Written exercise: Show each line of the data below that has the string "text" in it.
** START Task material **
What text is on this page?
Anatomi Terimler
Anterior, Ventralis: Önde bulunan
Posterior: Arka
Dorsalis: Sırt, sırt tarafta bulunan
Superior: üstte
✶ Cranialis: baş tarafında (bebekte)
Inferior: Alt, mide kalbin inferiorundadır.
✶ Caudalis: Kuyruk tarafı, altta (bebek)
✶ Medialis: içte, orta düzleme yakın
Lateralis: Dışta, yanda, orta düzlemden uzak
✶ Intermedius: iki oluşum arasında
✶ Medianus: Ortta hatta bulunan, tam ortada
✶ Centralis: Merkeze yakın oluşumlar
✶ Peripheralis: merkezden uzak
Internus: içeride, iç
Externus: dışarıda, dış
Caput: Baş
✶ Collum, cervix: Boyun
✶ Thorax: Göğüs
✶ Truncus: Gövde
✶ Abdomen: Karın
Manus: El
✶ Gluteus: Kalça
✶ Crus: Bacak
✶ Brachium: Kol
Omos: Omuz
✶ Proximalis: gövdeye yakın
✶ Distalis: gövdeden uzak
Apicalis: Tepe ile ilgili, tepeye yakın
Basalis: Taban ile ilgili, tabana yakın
** END Task material **
** START Task material **
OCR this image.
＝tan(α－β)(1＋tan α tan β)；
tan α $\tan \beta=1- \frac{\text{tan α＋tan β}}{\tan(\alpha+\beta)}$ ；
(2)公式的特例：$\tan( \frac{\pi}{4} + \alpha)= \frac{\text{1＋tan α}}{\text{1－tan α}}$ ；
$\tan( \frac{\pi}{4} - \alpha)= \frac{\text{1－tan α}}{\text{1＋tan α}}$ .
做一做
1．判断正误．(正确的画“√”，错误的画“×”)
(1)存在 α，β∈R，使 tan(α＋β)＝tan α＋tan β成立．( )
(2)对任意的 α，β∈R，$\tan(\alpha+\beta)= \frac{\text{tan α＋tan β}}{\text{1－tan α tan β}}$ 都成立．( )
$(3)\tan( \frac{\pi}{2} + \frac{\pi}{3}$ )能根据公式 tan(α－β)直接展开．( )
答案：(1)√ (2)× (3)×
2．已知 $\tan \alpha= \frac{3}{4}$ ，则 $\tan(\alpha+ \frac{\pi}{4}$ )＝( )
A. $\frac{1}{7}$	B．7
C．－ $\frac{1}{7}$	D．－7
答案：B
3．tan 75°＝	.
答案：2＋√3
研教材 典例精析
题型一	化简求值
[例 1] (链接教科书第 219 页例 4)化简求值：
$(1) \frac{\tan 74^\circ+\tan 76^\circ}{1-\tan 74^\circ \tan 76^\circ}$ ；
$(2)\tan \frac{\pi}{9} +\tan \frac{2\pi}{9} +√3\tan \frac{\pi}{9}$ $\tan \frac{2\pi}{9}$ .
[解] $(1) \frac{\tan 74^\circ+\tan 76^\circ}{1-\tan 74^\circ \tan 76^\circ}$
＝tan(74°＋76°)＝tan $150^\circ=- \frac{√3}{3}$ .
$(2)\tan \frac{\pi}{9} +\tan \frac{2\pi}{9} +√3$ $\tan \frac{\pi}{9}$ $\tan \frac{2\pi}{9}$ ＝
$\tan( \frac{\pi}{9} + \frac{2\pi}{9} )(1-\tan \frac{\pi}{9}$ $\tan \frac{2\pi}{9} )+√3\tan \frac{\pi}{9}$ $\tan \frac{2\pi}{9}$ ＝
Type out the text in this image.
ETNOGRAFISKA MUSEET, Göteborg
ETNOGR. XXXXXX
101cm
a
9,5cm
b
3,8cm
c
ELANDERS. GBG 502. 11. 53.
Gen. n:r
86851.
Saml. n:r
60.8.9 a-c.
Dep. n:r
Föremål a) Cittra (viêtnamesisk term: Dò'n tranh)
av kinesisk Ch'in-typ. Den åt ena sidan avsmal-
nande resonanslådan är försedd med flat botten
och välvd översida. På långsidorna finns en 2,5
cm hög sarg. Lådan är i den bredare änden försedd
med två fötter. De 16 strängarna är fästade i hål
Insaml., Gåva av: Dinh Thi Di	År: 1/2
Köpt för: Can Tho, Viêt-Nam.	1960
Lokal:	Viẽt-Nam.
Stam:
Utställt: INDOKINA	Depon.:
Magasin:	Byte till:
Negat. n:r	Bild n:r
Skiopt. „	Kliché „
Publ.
** END Task material **
** START Task material **
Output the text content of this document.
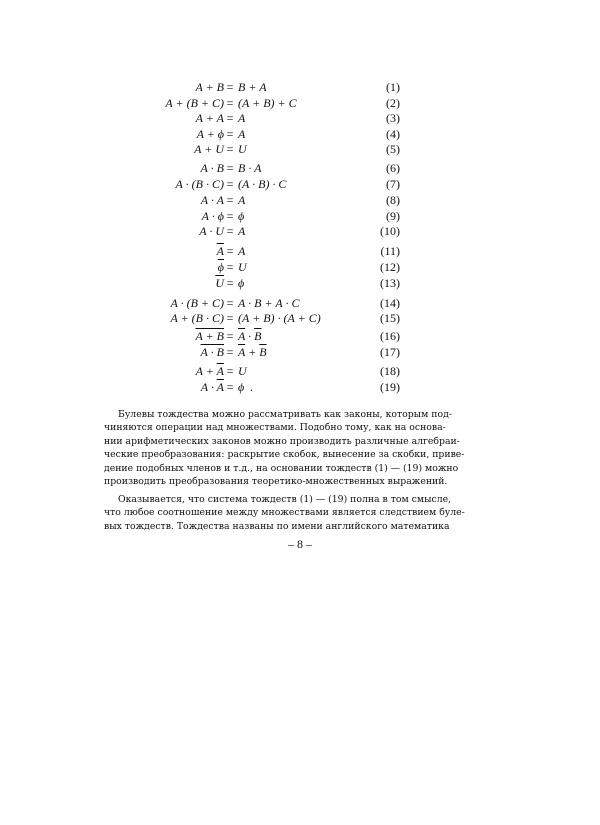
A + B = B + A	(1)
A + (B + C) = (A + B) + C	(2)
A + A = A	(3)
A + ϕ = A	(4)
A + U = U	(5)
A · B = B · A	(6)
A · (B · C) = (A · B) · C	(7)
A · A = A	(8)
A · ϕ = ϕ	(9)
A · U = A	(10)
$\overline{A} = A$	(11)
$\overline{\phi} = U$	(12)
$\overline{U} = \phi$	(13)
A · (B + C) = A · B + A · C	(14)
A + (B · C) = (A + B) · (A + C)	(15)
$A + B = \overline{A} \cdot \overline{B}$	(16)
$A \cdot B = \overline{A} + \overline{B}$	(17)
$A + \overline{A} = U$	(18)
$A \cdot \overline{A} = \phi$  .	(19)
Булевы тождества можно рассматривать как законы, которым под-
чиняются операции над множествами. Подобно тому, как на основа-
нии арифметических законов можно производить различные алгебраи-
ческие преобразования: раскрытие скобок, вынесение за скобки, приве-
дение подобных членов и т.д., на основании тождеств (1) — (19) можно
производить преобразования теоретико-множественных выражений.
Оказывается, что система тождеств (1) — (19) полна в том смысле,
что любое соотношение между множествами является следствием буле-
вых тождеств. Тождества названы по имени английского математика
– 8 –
** END Task material **
Solution to the exercise:
What text is on this page?
tan α $\tan \beta=1- \frac{\text{tan α＋tan β}}{\tan(\alpha+\beta)}$ ；
(2)公式的特例：$\tan( \frac{\pi}{4} + \alpha)= \frac{\text{1＋tan α}}{\text{1－tan α}}$ ；
$\tan( \frac{\pi}{4} - \alpha)= \frac{\text{1－tan α}}{\text{1＋tan α}}$ .
(2)对任意的 α，β∈R，$\tan(\alpha+\beta)= \frac{\text{tan α＋tan β}}{\text{1－tan α tan β}}$ 都成立．( )
Type out the text in this image.
Output the text content of this document.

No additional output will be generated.